- Exercise brief
Gather all lines from the material that contain the word "комплексе".

** BEGIN Working data **

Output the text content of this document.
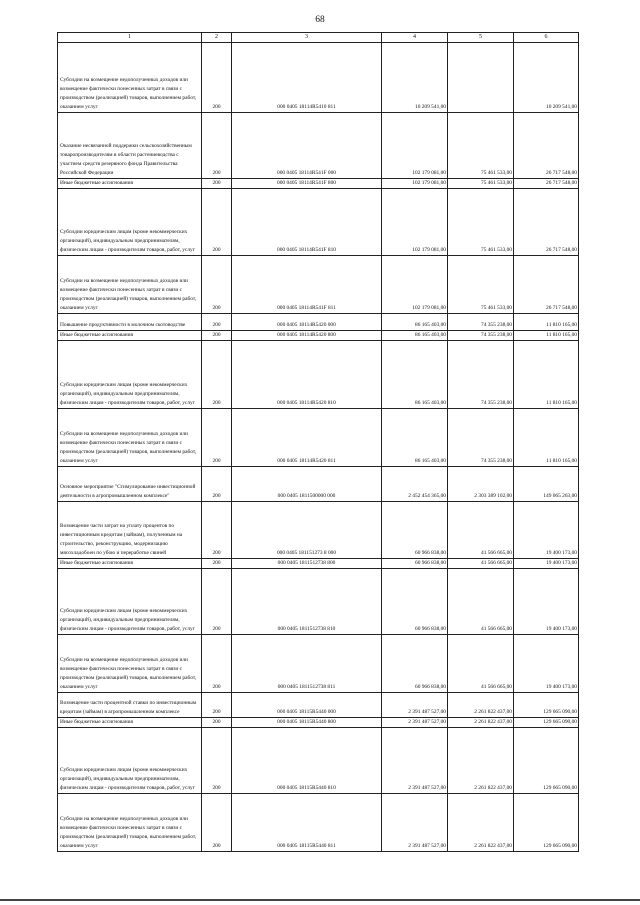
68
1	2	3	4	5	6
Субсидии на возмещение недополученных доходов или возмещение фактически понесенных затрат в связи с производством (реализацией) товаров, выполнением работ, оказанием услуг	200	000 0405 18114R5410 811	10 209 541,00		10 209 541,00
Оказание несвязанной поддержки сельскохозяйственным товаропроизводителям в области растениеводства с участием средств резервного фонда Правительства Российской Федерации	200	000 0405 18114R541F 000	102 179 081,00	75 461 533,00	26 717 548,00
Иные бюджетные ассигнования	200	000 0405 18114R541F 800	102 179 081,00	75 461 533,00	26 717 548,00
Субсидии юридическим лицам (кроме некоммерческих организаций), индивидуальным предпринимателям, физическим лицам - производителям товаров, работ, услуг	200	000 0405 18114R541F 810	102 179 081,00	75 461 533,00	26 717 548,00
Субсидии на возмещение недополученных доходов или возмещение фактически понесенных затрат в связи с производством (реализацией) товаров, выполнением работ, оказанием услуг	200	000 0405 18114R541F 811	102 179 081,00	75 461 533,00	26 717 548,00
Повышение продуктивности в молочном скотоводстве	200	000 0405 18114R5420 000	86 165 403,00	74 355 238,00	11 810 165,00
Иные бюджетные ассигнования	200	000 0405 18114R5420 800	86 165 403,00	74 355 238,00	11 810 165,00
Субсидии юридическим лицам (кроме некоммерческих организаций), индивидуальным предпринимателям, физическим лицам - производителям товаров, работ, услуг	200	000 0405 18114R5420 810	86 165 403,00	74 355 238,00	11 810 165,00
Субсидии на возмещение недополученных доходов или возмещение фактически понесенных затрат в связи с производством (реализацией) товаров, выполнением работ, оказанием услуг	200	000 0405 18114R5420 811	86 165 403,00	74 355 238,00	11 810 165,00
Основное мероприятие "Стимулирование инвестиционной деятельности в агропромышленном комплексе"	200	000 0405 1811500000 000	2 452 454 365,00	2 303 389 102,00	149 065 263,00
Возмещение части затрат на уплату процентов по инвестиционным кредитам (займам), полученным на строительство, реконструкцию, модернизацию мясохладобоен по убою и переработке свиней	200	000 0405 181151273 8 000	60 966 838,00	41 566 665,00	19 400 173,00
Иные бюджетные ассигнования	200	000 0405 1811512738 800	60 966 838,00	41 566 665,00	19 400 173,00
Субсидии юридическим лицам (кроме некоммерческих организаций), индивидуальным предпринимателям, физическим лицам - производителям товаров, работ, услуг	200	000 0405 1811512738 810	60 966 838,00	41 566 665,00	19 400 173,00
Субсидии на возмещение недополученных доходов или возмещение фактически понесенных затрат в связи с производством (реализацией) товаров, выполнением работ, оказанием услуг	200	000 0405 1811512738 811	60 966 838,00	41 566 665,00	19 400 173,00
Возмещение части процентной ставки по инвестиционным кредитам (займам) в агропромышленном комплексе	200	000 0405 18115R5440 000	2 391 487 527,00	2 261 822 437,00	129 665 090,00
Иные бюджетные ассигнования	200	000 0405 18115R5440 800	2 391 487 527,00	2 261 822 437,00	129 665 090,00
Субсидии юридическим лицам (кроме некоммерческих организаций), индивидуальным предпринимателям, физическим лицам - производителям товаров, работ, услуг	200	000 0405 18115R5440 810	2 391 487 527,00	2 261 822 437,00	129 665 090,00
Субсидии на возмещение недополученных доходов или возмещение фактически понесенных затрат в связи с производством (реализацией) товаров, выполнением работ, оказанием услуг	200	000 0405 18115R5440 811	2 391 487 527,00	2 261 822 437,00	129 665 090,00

** END Working data **
** BEGIN Working data **

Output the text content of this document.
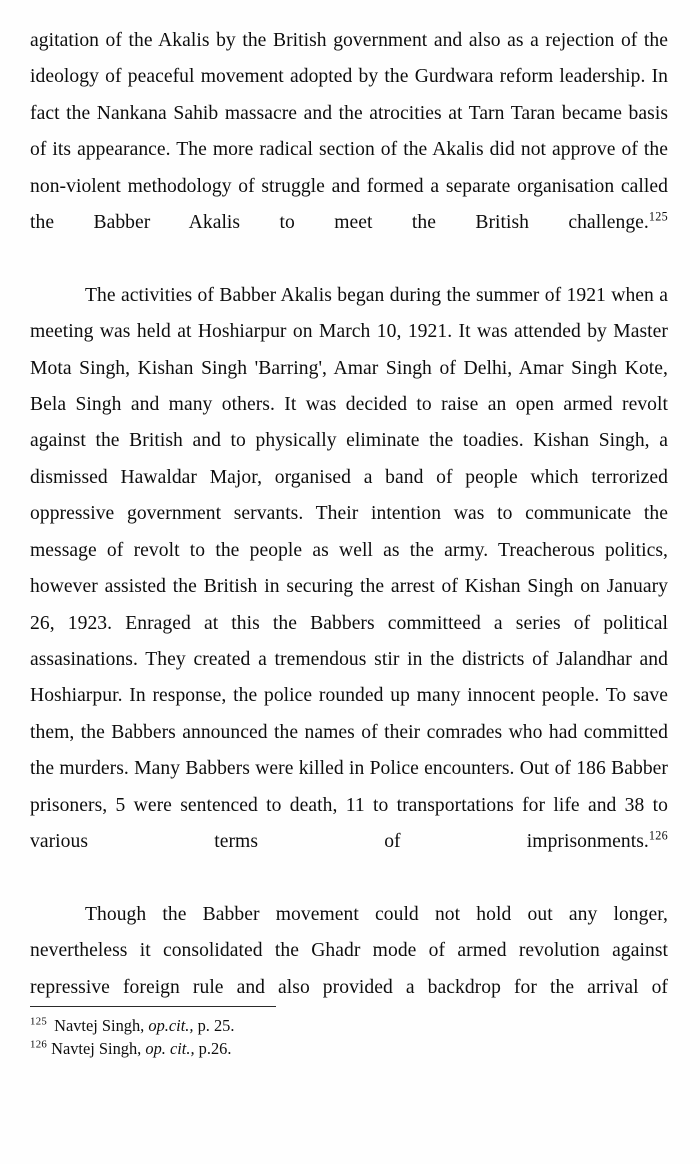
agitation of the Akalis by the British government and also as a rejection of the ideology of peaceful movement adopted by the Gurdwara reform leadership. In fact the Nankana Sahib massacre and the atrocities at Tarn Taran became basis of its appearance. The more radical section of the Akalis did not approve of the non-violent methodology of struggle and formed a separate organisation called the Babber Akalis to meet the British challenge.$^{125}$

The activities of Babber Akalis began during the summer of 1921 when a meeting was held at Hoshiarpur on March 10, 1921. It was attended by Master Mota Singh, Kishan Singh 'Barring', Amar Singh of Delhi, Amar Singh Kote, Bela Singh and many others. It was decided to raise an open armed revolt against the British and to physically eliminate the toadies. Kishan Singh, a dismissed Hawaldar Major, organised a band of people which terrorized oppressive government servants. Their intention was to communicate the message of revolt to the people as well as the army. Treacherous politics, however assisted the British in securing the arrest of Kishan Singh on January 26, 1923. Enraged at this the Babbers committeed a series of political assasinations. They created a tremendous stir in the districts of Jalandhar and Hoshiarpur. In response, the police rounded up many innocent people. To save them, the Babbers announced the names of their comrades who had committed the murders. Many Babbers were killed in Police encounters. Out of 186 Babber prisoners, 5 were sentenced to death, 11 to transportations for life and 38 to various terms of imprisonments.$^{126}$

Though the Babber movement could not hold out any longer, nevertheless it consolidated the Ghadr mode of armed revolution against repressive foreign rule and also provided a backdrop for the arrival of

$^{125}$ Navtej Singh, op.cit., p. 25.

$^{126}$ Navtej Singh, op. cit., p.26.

** END Working data **

- Exercise answer
Основное мероприятие "Стимулирование инвестиционной деятельности в агропромышленном комплексе"	200	000 0405 1811500000 000	2 452 454 365,00	2 303 389 102,00	149 065 263,00
Возмещение части процентной ставки по инвестиционным кредитам (займам) в агропромышленном комплексе	200	000 0405 18115R5440 000	2 391 487 527,00	2 261 822 437,00	129 665 090,00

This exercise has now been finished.